DIRECTIONS: Find each line containing the word "name" and report how many there are. Add nothing else.

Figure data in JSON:
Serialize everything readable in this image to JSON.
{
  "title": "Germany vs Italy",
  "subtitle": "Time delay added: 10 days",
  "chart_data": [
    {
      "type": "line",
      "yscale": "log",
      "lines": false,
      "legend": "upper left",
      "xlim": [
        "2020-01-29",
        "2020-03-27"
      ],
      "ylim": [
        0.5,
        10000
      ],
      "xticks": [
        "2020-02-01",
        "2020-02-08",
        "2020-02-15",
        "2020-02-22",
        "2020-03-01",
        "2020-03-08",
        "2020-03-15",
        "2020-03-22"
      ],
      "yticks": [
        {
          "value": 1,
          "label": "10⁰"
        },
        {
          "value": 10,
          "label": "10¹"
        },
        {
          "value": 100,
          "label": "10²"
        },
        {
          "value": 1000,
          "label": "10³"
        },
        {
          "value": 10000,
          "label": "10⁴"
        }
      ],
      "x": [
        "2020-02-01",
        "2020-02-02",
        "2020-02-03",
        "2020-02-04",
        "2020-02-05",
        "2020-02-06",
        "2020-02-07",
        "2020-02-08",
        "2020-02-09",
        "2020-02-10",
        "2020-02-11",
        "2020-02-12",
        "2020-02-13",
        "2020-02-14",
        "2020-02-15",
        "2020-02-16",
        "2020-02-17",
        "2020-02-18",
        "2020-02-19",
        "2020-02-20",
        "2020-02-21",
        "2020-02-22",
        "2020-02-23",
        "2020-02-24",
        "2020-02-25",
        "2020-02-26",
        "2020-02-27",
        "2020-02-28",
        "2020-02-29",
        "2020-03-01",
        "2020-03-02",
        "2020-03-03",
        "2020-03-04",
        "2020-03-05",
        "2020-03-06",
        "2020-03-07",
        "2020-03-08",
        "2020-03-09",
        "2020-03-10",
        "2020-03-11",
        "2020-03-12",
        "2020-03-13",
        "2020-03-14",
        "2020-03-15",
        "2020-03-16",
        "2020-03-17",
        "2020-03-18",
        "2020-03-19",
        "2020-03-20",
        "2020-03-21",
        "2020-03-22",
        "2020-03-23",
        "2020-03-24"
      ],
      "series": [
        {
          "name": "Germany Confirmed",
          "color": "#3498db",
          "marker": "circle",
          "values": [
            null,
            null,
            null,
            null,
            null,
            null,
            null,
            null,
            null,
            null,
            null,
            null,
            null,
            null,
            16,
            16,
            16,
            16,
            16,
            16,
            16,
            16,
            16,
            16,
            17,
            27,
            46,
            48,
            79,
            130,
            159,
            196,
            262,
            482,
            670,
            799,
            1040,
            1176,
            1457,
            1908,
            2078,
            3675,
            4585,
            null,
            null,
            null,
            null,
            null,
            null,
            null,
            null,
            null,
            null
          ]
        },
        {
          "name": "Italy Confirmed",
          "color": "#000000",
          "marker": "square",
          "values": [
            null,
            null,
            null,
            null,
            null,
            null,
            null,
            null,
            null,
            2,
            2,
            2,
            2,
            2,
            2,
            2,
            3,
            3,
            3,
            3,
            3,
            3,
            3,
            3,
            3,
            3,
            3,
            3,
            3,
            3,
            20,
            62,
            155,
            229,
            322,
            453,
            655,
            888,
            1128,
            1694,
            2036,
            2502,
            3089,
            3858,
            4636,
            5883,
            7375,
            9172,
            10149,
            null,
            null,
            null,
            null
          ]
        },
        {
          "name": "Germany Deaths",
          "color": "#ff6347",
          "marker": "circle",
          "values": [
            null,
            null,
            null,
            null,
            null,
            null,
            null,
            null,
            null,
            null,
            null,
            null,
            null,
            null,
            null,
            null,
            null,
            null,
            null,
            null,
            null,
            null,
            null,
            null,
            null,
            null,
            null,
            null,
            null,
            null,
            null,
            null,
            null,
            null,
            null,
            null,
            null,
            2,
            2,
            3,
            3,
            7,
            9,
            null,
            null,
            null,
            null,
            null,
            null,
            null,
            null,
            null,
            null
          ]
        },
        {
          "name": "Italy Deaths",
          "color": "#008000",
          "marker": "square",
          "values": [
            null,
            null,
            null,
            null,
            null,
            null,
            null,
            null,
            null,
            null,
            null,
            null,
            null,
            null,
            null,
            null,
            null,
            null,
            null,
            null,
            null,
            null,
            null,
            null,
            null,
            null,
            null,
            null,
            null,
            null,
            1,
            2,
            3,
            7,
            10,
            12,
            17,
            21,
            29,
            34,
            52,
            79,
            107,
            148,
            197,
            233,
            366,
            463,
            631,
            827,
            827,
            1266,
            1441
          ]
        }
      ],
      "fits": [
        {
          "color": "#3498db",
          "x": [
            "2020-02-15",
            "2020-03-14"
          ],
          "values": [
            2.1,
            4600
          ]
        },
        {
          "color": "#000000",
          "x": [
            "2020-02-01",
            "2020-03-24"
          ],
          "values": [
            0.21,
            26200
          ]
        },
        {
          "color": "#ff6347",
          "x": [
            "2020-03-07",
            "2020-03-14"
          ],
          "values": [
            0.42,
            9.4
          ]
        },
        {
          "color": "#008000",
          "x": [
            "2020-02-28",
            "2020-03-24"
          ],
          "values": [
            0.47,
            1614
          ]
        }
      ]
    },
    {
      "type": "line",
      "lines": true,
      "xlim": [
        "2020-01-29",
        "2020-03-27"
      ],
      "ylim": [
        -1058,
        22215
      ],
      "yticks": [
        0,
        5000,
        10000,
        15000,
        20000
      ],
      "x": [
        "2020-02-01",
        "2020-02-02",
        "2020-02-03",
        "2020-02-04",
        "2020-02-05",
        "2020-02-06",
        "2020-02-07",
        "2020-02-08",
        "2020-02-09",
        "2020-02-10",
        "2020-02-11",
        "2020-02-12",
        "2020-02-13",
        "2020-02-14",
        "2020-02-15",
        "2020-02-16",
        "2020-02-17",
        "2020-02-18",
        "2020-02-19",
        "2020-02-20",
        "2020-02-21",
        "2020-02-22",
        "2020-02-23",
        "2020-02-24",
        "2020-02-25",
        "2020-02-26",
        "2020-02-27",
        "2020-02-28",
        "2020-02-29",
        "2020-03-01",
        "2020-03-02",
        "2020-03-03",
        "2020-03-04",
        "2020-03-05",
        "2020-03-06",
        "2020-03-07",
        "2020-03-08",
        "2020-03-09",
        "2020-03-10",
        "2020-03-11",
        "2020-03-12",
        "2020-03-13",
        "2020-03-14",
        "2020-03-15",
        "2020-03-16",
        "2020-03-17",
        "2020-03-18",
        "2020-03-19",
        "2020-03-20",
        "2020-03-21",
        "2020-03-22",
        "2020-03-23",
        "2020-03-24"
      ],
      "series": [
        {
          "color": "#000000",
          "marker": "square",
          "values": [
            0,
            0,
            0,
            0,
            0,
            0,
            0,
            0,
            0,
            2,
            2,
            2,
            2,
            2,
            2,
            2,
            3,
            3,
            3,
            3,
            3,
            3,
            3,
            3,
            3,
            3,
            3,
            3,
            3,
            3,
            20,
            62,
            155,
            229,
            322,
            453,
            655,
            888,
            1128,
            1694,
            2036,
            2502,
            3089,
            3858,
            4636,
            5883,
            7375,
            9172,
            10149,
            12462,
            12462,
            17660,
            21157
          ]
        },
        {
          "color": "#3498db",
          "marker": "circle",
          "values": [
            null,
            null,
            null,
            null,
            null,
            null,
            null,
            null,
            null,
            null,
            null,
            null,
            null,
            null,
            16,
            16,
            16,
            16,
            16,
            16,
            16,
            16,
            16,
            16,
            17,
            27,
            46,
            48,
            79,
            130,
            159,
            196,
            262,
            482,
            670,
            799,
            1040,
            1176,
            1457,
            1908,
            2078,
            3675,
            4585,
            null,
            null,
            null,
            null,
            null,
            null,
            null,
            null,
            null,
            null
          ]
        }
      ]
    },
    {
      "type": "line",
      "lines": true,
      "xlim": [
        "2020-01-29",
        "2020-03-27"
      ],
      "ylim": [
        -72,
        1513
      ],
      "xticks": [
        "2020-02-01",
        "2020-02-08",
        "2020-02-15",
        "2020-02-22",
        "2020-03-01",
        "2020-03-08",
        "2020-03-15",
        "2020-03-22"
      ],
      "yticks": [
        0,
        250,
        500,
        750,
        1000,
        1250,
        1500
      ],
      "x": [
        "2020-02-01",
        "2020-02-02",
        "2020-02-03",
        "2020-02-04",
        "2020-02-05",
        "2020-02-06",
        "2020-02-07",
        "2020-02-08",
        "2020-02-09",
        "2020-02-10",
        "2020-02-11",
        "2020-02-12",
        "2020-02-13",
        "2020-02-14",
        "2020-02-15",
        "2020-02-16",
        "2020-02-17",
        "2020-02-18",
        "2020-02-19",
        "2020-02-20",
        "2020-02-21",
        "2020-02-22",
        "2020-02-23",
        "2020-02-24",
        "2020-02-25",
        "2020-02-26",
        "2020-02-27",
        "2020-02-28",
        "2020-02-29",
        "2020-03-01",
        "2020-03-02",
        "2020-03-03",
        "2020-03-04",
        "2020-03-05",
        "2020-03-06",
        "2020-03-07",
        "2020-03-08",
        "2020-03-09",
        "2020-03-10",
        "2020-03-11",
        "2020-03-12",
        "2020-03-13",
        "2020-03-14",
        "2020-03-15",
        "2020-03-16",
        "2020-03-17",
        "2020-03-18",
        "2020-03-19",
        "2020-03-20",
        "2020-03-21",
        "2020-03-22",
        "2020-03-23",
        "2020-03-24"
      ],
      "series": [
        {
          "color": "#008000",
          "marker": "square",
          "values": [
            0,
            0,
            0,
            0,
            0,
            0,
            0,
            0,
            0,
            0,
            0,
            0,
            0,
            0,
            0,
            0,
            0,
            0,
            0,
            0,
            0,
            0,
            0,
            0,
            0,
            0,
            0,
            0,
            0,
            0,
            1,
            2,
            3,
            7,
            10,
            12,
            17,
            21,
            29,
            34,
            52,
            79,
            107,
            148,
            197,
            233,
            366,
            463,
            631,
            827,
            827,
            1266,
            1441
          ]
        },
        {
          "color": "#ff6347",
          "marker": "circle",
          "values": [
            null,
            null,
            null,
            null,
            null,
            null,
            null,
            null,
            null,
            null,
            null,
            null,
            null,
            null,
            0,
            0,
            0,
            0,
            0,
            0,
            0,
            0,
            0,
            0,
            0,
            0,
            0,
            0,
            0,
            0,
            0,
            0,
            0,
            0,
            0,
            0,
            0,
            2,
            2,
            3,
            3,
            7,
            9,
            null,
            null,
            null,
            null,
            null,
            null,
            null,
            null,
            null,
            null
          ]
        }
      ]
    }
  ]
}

SOLUTION BELOW: 4